■ **Problem description**
Extract the full listing verbatim and drop any pictures from your copy.
Recorded information start
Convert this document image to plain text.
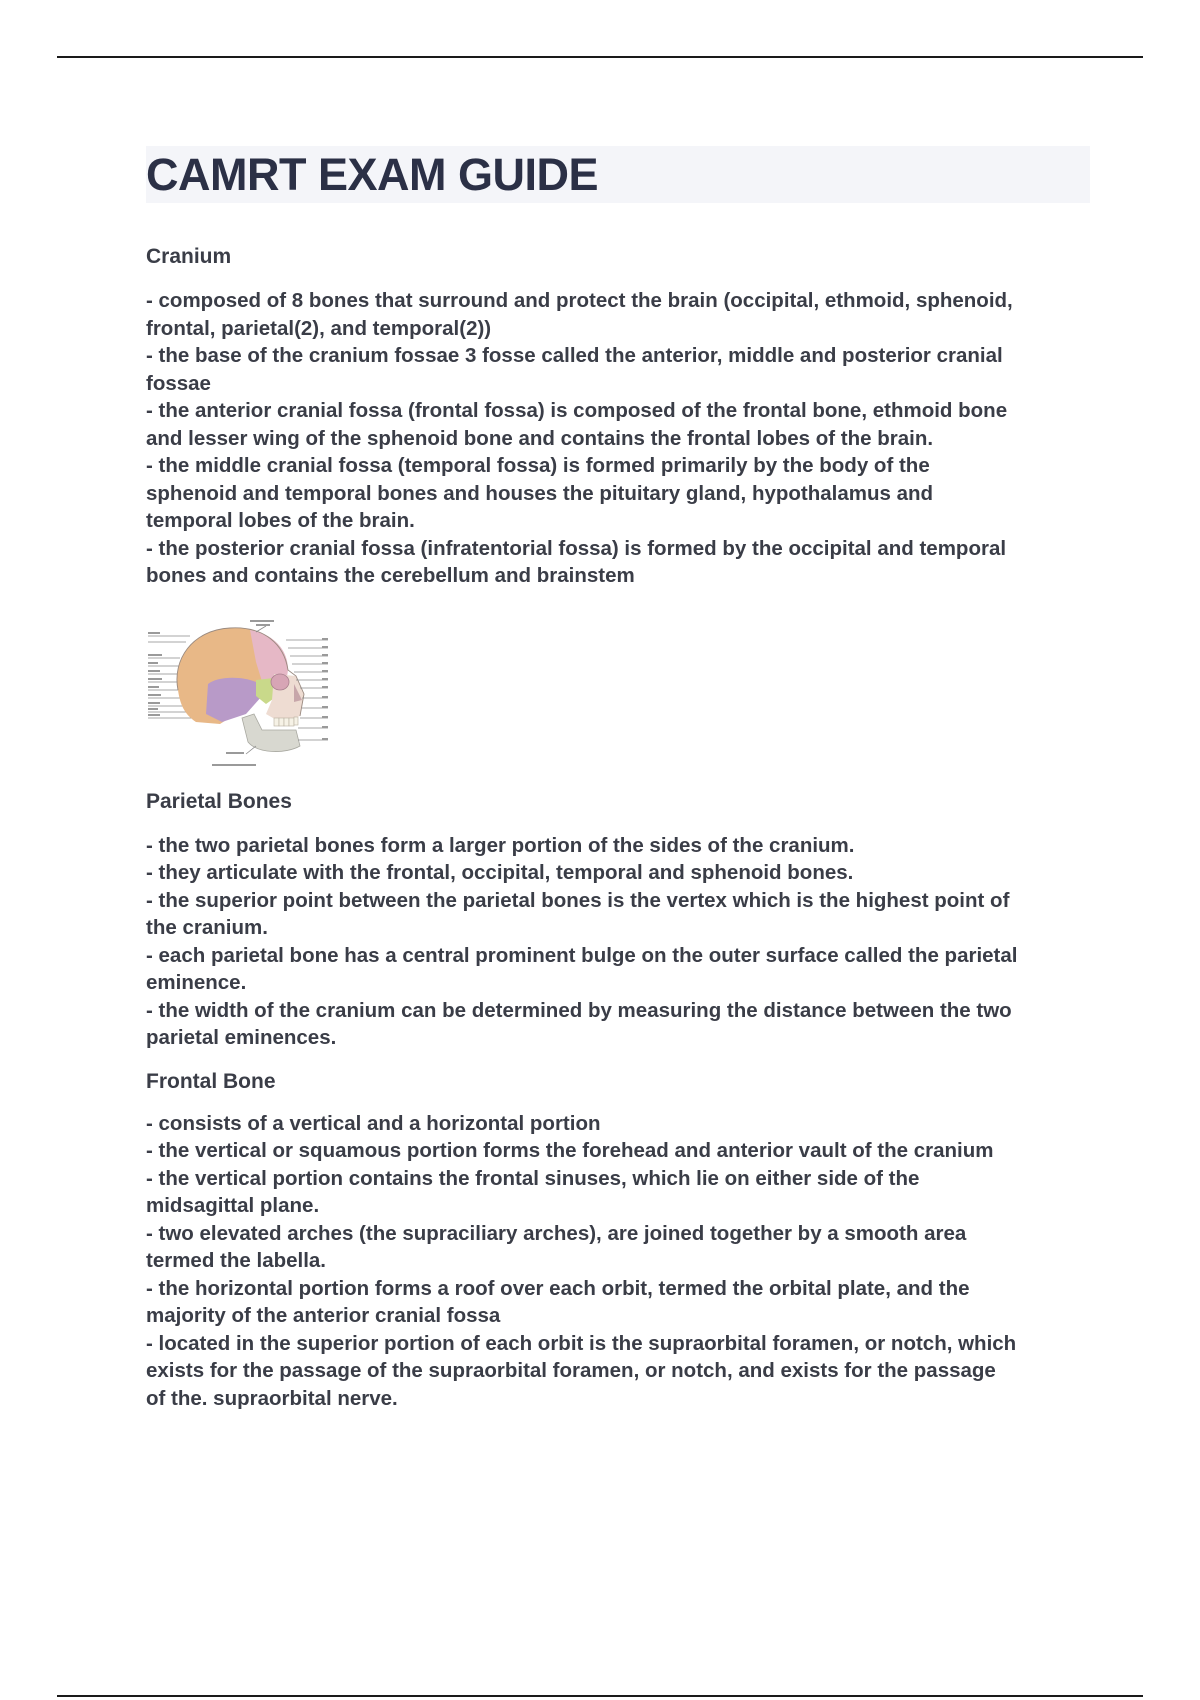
CAMRT EXAM GUIDE
Cranium

- composed of 8 bones that surround and protect the brain (occipital, ethmoid, sphenoid,

frontal, parietal(2), and temporal(2))

- the base of the cranium fossae 3 fosse called the anterior, middle and posterior cranial

fossae

- the anterior cranial fossa (frontal fossa) is composed of the frontal bone, ethmoid bone

and lesser wing of the sphenoid bone and contains the frontal lobes of the brain.

- the middle cranial fossa (temporal fossa) is formed primarily by the body of the

sphenoid and temporal bones and houses the pituitary gland, hypothalamus and

temporal lobes of the brain.

- the posterior cranial fossa (infratentorial fossa) is formed by the occipital and temporal

bones and contains the cerebellum and brainstem

Parietal Bones

- the two parietal bones form a larger portion of the sides of the cranium.

- they articulate with the frontal, occipital, temporal and sphenoid bones.

- the superior point between the parietal bones is the vertex which is the highest point of

the cranium.

- each parietal bone has a central prominent bulge on the outer surface called the parietal

eminence.

- the width of the cranium can be determined by measuring the distance between the two

parietal eminences.

Frontal Bone

- consists of a vertical and a horizontal portion

- the vertical or squamous portion forms the forehead and anterior vault of the cranium

- the vertical portion contains the frontal sinuses, which lie on either side of the

midsagittal plane.

- two elevated arches (the supraciliary arches), are joined together by a smooth area

termed the labella.

- the horizontal portion forms a roof over each orbit, termed the orbital plate, and the

majority of the anterior cranial fossa

- located in the superior portion of each orbit is the supraorbital foramen, or notch, which

exists for the passage of the supraorbital foramen, or notch, and exists for the passage

of the. supraorbital nerve.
Recorded information end
■ **The reply**
Convert this document image to plain text.
CAMRT EXAM GUIDE
Cranium

- composed of 8 bones that surround and protect the brain (occipital, ethmoid, sphenoid,

frontal, parietal(2), and temporal(2))

- the base of the cranium fossae 3 fosse called the anterior, middle and posterior cranial

fossae

- the anterior cranial fossa (frontal fossa) is composed of the frontal bone, ethmoid bone

and lesser wing of the sphenoid bone and contains the frontal lobes of the brain.

- the middle cranial fossa (temporal fossa) is formed primarily by the body of the

sphenoid and temporal bones and houses the pituitary gland, hypothalamus and

temporal lobes of the brain.

- the posterior cranial fossa (infratentorial fossa) is formed by the occipital and temporal

bones and contains the cerebellum and brainstem

Parietal Bones

- the two parietal bones form a larger portion of the sides of the cranium.

- they articulate with the frontal, occipital, temporal and sphenoid bones.

- the superior point between the parietal bones is the vertex which is the highest point of

the cranium.

- each parietal bone has a central prominent bulge on the outer surface called the parietal

eminence.

- the width of the cranium can be determined by measuring the distance between the two

parietal eminences.

Frontal Bone

- consists of a vertical and a horizontal portion

- the vertical or squamous portion forms the forehead and anterior vault of the cranium

- the vertical portion contains the frontal sinuses, which lie on either side of the

midsagittal plane.

- two elevated arches (the supraciliary arches), are joined together by a smooth area

termed the labella.

- the horizontal portion forms a roof over each orbit, termed the orbital plate, and the

majority of the anterior cranial fossa

- located in the superior portion of each orbit is the supraorbital foramen, or notch, which

exists for the passage of the supraorbital foramen, or notch, and exists for the passage

of the. supraorbital nerve.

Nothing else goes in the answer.